>> Start

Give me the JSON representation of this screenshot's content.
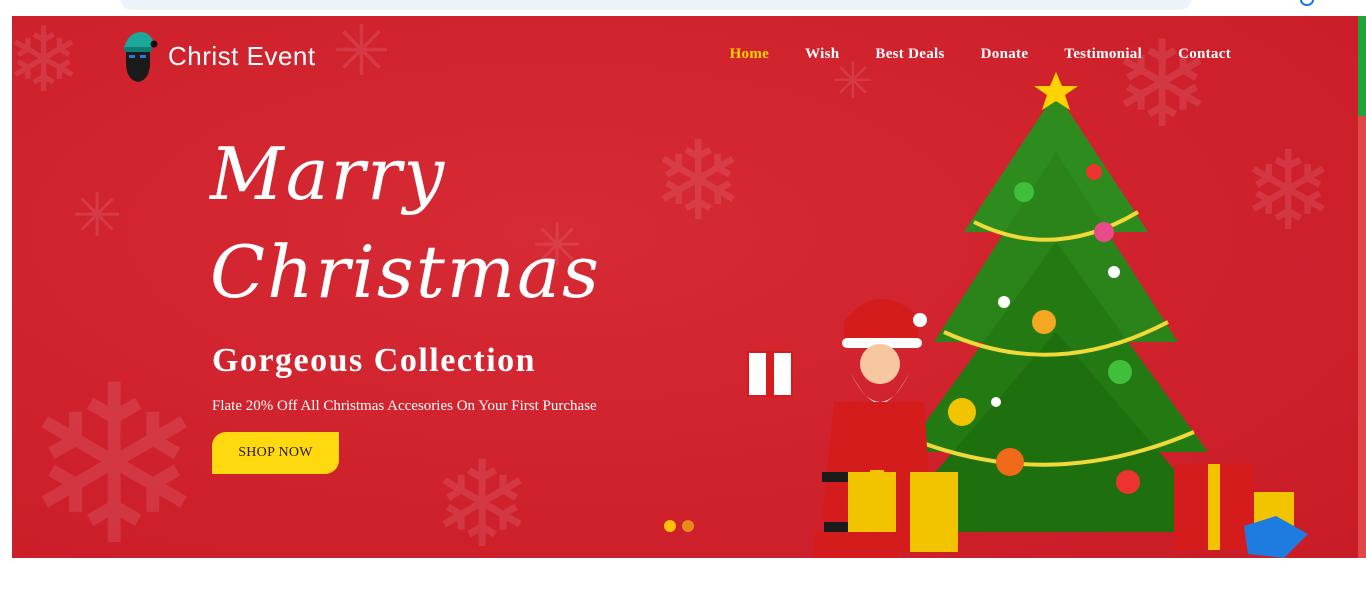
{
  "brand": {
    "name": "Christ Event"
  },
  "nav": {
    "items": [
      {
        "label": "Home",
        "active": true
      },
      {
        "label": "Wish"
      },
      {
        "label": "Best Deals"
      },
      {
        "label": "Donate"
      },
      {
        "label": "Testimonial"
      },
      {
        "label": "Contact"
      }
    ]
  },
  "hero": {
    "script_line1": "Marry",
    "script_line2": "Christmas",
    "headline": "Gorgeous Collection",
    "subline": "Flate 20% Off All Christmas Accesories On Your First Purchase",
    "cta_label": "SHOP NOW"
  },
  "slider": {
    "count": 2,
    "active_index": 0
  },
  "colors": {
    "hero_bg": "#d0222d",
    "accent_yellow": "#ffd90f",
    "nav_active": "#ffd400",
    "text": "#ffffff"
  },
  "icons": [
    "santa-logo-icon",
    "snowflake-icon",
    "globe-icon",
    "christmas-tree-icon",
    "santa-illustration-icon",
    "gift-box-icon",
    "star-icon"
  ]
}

>> End

| Task details |
Transcribe the records above exactly as they appear, leaving out any pictures.

| Expected output |
Give me the JSON representation of this screenshot's content.
{
  "brand": {
    "name": "Christ Event"
  },
  "nav": {
    "items": [
      {
        "label": "Home",
        "active": true
      },
      {
        "label": "Wish"
      },
      {
        "label": "Best Deals"
      },
      {
        "label": "Donate"
      },
      {
        "label": "Testimonial"
      },
      {
        "label": "Contact"
      }
    ]
  },
  "hero": {
    "script_line1": "Marry",
    "script_line2": "Christmas",
    "headline": "Gorgeous Collection",
    "subline": "Flate 20% Off All Christmas Accesories On Your First Purchase",
    "cta_label": "SHOP NOW"
  },
  "slider": {
    "count": 2,
    "active_index": 0
  },
  "colors": {
    "hero_bg": "#d0222d",
    "accent_yellow": "#ffd90f",
    "nav_active": "#ffd400",
    "text": "#ffffff"
  },
  "icons": [
    "santa-logo-icon",
    "snowflake-icon",
    "globe-icon",
    "christmas-tree-icon",
    "santa-illustration-icon",
    "gift-box-icon",
    "star-icon"
  ]
}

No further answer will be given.